TASK PROMPT: Please write out the entries below again, changing each "x-tick-label" to "date-tick-label" and keeping all other text the same. Leave the pictures out of your answer.
[BEGIN DATASET RECORDS]
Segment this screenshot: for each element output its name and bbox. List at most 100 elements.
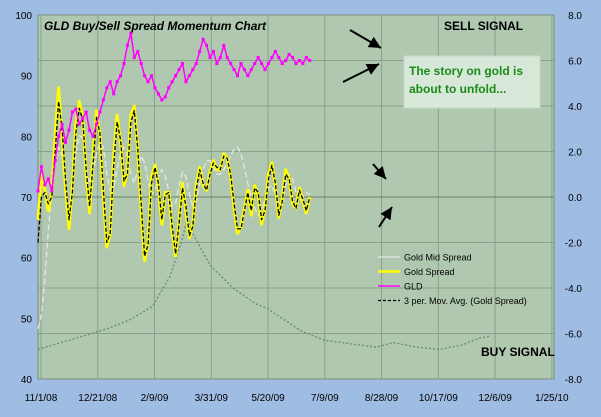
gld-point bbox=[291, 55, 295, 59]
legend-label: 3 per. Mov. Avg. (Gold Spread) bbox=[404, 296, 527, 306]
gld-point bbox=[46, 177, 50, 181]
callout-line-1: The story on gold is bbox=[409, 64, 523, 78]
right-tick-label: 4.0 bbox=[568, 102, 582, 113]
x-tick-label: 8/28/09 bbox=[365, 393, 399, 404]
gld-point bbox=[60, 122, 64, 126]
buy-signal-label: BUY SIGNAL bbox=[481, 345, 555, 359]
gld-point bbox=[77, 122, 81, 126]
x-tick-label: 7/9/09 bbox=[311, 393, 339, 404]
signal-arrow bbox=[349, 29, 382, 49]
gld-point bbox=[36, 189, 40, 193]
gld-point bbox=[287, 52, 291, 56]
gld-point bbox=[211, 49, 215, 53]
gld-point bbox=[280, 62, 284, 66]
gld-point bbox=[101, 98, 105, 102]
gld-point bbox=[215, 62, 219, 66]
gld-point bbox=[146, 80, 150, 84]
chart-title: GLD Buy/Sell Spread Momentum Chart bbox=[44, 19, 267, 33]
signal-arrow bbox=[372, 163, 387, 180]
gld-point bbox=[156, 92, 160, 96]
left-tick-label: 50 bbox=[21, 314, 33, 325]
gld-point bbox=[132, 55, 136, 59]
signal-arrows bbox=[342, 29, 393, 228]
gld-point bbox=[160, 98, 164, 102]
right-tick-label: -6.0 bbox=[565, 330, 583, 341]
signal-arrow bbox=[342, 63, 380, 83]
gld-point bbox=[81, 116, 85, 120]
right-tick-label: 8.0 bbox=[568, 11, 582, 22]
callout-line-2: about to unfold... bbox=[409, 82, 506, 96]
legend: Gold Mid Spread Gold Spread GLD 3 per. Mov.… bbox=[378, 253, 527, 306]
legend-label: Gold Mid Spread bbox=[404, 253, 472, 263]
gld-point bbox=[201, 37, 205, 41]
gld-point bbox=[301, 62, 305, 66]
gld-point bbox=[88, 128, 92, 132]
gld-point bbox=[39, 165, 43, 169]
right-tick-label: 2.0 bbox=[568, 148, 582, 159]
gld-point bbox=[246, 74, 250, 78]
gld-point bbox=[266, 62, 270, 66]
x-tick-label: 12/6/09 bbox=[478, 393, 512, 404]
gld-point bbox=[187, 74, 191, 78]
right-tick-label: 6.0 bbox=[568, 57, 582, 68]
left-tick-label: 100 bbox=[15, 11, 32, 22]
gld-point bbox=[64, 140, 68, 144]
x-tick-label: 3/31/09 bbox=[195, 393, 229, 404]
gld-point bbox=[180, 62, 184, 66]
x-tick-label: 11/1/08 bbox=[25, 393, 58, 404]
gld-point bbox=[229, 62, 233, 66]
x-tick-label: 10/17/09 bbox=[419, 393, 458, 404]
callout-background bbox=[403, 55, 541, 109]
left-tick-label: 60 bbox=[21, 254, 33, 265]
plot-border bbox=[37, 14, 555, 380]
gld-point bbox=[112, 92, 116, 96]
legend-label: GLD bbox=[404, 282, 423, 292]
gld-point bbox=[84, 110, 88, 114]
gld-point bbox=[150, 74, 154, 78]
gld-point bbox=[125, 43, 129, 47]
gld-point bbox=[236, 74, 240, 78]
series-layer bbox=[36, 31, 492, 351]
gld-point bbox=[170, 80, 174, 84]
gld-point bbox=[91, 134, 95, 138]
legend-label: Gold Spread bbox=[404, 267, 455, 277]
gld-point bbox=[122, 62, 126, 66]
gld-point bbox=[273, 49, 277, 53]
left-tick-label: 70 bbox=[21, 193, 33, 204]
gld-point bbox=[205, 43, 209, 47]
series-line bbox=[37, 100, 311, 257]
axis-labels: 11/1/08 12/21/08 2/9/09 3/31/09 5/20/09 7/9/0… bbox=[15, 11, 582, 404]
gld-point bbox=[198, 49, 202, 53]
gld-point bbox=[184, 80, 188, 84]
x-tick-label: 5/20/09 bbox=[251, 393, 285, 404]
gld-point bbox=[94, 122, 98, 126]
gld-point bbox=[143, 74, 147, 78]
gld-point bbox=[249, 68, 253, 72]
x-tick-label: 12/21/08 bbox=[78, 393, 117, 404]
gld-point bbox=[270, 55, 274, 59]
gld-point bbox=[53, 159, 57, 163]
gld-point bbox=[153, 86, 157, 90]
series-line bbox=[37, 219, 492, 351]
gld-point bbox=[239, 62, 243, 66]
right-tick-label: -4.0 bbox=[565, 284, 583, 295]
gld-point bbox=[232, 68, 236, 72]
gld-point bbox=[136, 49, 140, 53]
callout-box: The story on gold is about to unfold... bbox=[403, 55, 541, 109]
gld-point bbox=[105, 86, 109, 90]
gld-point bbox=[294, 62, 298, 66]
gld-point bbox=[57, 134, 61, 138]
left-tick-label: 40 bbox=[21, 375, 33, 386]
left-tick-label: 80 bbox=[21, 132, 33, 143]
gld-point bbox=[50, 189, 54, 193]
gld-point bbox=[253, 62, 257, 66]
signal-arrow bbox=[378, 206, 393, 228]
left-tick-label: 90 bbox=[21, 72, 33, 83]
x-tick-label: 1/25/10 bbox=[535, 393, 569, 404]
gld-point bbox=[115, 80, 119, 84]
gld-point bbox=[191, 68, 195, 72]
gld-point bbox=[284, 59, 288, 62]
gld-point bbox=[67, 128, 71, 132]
[END DATASET RECORDS]
TASK ANSWER:
Segment this screenshot: for each element output its name and bbox. List at most 100 elements.
gld-point bbox=[291, 55, 295, 59]
legend-label: 3 per. Mov. Avg. (Gold Spread) bbox=[404, 296, 527, 306]
gld-point bbox=[46, 177, 50, 181]
callout-line-1: The story on gold is bbox=[409, 64, 523, 78]
right-tick-label: 4.0 bbox=[568, 102, 582, 113]
date-tick-label: 8/28/09 bbox=[365, 393, 399, 404]
gld-point bbox=[60, 122, 64, 126]
buy-signal-label: BUY SIGNAL bbox=[481, 345, 555, 359]
gld-point bbox=[77, 122, 81, 126]
date-tick-label: 7/9/09 bbox=[311, 393, 339, 404]
signal-arrow bbox=[349, 29, 382, 49]
gld-point bbox=[36, 189, 40, 193]
gld-point bbox=[287, 52, 291, 56]
gld-point bbox=[211, 49, 215, 53]
gld-point bbox=[280, 62, 284, 66]
gld-point bbox=[101, 98, 105, 102]
gld-point bbox=[215, 62, 219, 66]
gld-point bbox=[146, 80, 150, 84]
chart-title: GLD Buy/Sell Spread Momentum Chart bbox=[44, 19, 267, 33]
signal-arrow bbox=[372, 163, 387, 180]
gld-point bbox=[156, 92, 160, 96]
left-tick-label: 50 bbox=[21, 314, 33, 325]
gld-point bbox=[132, 55, 136, 59]
signal-arrows bbox=[342, 29, 393, 228]
gld-point bbox=[160, 98, 164, 102]
right-tick-label: -6.0 bbox=[565, 330, 583, 341]
signal-arrow bbox=[342, 63, 380, 83]
gld-point bbox=[81, 116, 85, 120]
right-tick-label: 8.0 bbox=[568, 11, 582, 22]
callout-line-2: about to unfold... bbox=[409, 82, 506, 96]
legend: Gold Mid Spread Gold Spread GLD 3 per. Mov.… bbox=[378, 253, 527, 306]
legend-label: Gold Mid Spread bbox=[404, 253, 472, 263]
gld-point bbox=[201, 37, 205, 41]
gld-point bbox=[301, 62, 305, 66]
gld-point bbox=[88, 128, 92, 132]
gld-point bbox=[39, 165, 43, 169]
right-tick-label: 2.0 bbox=[568, 148, 582, 159]
gld-point bbox=[246, 74, 250, 78]
gld-point bbox=[266, 62, 270, 66]
date-tick-label: 12/6/09 bbox=[478, 393, 512, 404]
gld-point bbox=[187, 74, 191, 78]
right-tick-label: 6.0 bbox=[568, 57, 582, 68]
left-tick-label: 100 bbox=[15, 11, 32, 22]
gld-point bbox=[64, 140, 68, 144]
date-tick-label: 3/31/09 bbox=[195, 393, 229, 404]
gld-point bbox=[180, 62, 184, 66]
date-tick-label: 11/1/08 bbox=[25, 393, 58, 404]
gld-point bbox=[229, 62, 233, 66]
date-tick-label: 10/17/09 bbox=[419, 393, 458, 404]
callout-background bbox=[403, 55, 541, 109]
left-tick-label: 60 bbox=[21, 254, 33, 265]
plot-border bbox=[37, 14, 555, 380]
gld-point bbox=[112, 92, 116, 96]
legend-label: GLD bbox=[404, 282, 423, 292]
gld-point bbox=[84, 110, 88, 114]
gld-point bbox=[150, 74, 154, 78]
gld-point bbox=[125, 43, 129, 47]
gld-point bbox=[236, 74, 240, 78]
series-layer bbox=[36, 31, 492, 351]
gld-point bbox=[170, 80, 174, 84]
gld-point bbox=[91, 134, 95, 138]
legend-label: Gold Spread bbox=[404, 267, 455, 277]
gld-point bbox=[122, 62, 126, 66]
gld-point bbox=[273, 49, 277, 53]
left-tick-label: 70 bbox=[21, 193, 33, 204]
gld-point bbox=[205, 43, 209, 47]
series-line bbox=[37, 100, 311, 257]
axis-labels: 11/1/08 12/21/08 2/9/09 3/31/09 5/20/09 7/9/0… bbox=[15, 11, 582, 404]
gld-point bbox=[198, 49, 202, 53]
gld-point bbox=[184, 80, 188, 84]
date-tick-label: 5/20/09 bbox=[251, 393, 285, 404]
gld-point bbox=[94, 122, 98, 126]
gld-point bbox=[143, 74, 147, 78]
gld-point bbox=[249, 68, 253, 72]
date-tick-label: 12/21/08 bbox=[78, 393, 117, 404]
gld-point bbox=[270, 55, 274, 59]
gld-point bbox=[53, 159, 57, 163]
gld-point bbox=[153, 86, 157, 90]
series-line bbox=[37, 219, 492, 351]
gld-point bbox=[239, 62, 243, 66]
right-tick-label: -4.0 bbox=[565, 284, 583, 295]
gld-point bbox=[232, 68, 236, 72]
gld-point bbox=[136, 49, 140, 53]
callout-box: The story on gold is about to unfold... bbox=[403, 55, 541, 109]
gld-point bbox=[105, 86, 109, 90]
gld-point bbox=[294, 62, 298, 66]
gld-point bbox=[57, 134, 61, 138]
left-tick-label: 40 bbox=[21, 375, 33, 386]
left-tick-label: 80 bbox=[21, 132, 33, 143]
gld-point bbox=[50, 189, 54, 193]
gld-point bbox=[253, 62, 257, 66]
signal-arrow bbox=[378, 206, 393, 228]
left-tick-label: 90 bbox=[21, 72, 33, 83]
date-tick-label: 1/25/10 bbox=[535, 393, 569, 404]
gld-point bbox=[115, 80, 119, 84]
gld-point bbox=[191, 68, 195, 72]
gld-point bbox=[284, 59, 288, 62]
gld-point bbox=[67, 128, 71, 132]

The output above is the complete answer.